__Exercise material__.
— Begin —
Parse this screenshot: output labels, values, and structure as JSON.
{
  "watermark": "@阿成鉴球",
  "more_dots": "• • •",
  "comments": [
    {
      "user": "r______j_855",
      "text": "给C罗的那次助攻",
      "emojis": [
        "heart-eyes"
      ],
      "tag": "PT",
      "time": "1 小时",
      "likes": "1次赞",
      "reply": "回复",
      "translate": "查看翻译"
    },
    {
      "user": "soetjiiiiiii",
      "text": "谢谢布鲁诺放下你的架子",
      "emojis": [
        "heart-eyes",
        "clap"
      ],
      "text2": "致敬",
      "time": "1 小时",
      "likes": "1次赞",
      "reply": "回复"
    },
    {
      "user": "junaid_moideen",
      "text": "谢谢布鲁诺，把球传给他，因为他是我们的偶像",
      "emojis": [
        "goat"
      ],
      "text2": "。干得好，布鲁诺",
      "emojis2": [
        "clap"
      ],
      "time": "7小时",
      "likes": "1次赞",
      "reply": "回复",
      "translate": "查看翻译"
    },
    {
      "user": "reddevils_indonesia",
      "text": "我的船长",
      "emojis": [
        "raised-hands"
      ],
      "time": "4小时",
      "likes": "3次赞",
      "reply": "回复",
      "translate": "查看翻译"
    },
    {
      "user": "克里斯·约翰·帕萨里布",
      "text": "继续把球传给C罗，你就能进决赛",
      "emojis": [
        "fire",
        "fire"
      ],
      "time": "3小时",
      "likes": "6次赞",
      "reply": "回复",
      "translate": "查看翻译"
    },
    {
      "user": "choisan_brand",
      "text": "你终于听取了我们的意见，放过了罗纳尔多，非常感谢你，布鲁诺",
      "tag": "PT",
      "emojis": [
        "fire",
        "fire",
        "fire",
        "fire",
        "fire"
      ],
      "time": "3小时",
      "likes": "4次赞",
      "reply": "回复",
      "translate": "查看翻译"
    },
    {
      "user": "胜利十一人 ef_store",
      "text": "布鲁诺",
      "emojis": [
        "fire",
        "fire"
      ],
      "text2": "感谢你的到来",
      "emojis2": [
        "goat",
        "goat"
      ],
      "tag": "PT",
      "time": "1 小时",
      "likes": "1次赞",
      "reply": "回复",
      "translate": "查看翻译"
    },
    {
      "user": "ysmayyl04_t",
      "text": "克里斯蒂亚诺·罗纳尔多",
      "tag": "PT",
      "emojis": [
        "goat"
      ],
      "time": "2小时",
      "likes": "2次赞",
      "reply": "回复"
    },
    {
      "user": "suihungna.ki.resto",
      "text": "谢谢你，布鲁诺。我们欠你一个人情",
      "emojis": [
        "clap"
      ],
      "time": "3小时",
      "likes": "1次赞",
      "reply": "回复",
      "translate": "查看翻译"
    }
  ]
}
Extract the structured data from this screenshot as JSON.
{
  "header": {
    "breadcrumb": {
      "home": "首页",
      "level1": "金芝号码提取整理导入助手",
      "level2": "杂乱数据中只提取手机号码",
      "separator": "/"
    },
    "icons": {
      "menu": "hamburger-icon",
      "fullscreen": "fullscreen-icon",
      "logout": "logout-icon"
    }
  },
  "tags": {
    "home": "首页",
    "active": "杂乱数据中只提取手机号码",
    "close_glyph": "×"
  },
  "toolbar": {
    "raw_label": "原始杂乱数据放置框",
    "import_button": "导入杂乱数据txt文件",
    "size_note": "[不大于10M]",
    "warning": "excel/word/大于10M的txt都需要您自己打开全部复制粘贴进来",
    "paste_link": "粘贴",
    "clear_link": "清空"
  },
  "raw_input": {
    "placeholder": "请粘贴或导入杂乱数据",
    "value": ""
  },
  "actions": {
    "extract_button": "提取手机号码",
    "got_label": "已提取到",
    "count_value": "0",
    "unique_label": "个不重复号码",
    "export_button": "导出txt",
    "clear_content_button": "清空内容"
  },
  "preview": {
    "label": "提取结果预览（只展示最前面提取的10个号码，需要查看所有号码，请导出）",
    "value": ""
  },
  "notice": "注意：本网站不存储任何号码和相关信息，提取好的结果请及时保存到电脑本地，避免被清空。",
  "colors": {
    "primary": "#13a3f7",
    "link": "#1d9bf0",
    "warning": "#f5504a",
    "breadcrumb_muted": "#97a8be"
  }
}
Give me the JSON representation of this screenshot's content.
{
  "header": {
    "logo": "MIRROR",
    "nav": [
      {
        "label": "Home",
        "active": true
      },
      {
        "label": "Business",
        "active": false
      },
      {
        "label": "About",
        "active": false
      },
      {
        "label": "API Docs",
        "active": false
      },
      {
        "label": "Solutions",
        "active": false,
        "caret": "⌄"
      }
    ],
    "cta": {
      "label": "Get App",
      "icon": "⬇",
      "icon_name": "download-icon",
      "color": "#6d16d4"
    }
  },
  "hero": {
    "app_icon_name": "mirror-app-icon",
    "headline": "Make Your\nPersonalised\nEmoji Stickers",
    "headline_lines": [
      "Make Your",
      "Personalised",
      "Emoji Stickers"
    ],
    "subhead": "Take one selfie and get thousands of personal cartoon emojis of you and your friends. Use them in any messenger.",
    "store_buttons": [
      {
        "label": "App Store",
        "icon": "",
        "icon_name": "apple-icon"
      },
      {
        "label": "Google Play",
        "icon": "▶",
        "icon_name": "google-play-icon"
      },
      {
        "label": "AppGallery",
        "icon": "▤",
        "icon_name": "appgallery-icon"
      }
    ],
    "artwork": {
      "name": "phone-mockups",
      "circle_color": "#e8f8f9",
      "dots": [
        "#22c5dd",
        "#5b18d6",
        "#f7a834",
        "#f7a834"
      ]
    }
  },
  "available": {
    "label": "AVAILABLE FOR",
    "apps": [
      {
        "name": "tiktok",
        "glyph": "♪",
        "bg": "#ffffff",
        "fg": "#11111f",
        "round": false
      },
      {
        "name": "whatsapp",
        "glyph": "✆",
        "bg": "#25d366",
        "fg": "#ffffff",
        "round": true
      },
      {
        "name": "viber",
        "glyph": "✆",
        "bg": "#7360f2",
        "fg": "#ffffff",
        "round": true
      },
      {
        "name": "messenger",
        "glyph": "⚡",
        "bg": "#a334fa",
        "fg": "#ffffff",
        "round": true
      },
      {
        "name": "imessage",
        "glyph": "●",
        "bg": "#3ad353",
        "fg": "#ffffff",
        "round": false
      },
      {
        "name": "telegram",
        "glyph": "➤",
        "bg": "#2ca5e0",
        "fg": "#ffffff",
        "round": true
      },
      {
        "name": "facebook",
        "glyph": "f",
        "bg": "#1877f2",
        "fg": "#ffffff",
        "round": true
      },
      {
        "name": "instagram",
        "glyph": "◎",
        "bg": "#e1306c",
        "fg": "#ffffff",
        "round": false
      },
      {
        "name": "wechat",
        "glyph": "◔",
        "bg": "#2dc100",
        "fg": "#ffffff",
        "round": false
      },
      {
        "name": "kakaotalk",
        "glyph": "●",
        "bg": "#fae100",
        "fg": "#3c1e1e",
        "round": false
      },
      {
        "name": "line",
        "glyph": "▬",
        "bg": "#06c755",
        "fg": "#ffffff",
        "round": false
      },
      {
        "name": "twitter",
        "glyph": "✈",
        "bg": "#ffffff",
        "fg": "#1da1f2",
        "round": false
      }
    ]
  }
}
— End —
Look through the data and show every line containing "杂乱数据中只提取手机号码".

      "level2": "杂乱数据中只提取手机号码",
    "active": "杂乱数据中只提取手机号码",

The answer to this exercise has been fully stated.